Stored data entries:

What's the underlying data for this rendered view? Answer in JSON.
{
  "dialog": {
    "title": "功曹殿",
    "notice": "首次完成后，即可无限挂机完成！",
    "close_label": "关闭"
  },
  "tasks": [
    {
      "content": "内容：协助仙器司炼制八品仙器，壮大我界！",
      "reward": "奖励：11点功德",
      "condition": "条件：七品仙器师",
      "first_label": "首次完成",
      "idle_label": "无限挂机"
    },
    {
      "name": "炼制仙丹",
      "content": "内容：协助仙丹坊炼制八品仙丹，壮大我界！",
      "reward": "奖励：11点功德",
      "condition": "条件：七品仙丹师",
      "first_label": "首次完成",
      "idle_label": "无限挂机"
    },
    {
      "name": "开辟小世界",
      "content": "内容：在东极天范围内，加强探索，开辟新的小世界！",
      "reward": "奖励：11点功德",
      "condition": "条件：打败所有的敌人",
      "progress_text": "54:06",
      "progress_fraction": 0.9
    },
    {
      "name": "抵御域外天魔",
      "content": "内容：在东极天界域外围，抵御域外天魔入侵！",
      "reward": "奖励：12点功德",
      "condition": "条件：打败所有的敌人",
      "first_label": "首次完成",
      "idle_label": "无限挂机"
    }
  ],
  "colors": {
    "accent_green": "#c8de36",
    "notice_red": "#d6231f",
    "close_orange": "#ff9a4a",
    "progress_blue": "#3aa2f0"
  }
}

#### Task description
Set out the complete listing exactly as shown.

#### Exercise response
What's the underlying data for this rendered view? Answer in JSON.
{
  "dialog": {
    "title": "功曹殿",
    "notice": "首次完成后，即可无限挂机完成！",
    "close_label": "关闭"
  },
  "tasks": [
    {
      "content": "内容：协助仙器司炼制八品仙器，壮大我界！",
      "reward": "奖励：11点功德",
      "condition": "条件：七品仙器师",
      "first_label": "首次完成",
      "idle_label": "无限挂机"
    },
    {
      "name": "炼制仙丹",
      "content": "内容：协助仙丹坊炼制八品仙丹，壮大我界！",
      "reward": "奖励：11点功德",
      "condition": "条件：七品仙丹师",
      "first_label": "首次完成",
      "idle_label": "无限挂机"
    },
    {
      "name": "开辟小世界",
      "content": "内容：在东极天范围内，加强探索，开辟新的小世界！",
      "reward": "奖励：11点功德",
      "condition": "条件：打败所有的敌人",
      "progress_text": "54:06",
      "progress_fraction": 0.9
    },
    {
      "name": "抵御域外天魔",
      "content": "内容：在东极天界域外围，抵御域外天魔入侵！",
      "reward": "奖励：12点功德",
      "condition": "条件：打败所有的敌人",
      "first_label": "首次完成",
      "idle_label": "无限挂机"
    }
  ],
  "colors": {
    "accent_green": "#c8de36",
    "notice_red": "#d6231f",
    "close_orange": "#ff9a4a",
    "progress_blue": "#3aa2f0"
  }
}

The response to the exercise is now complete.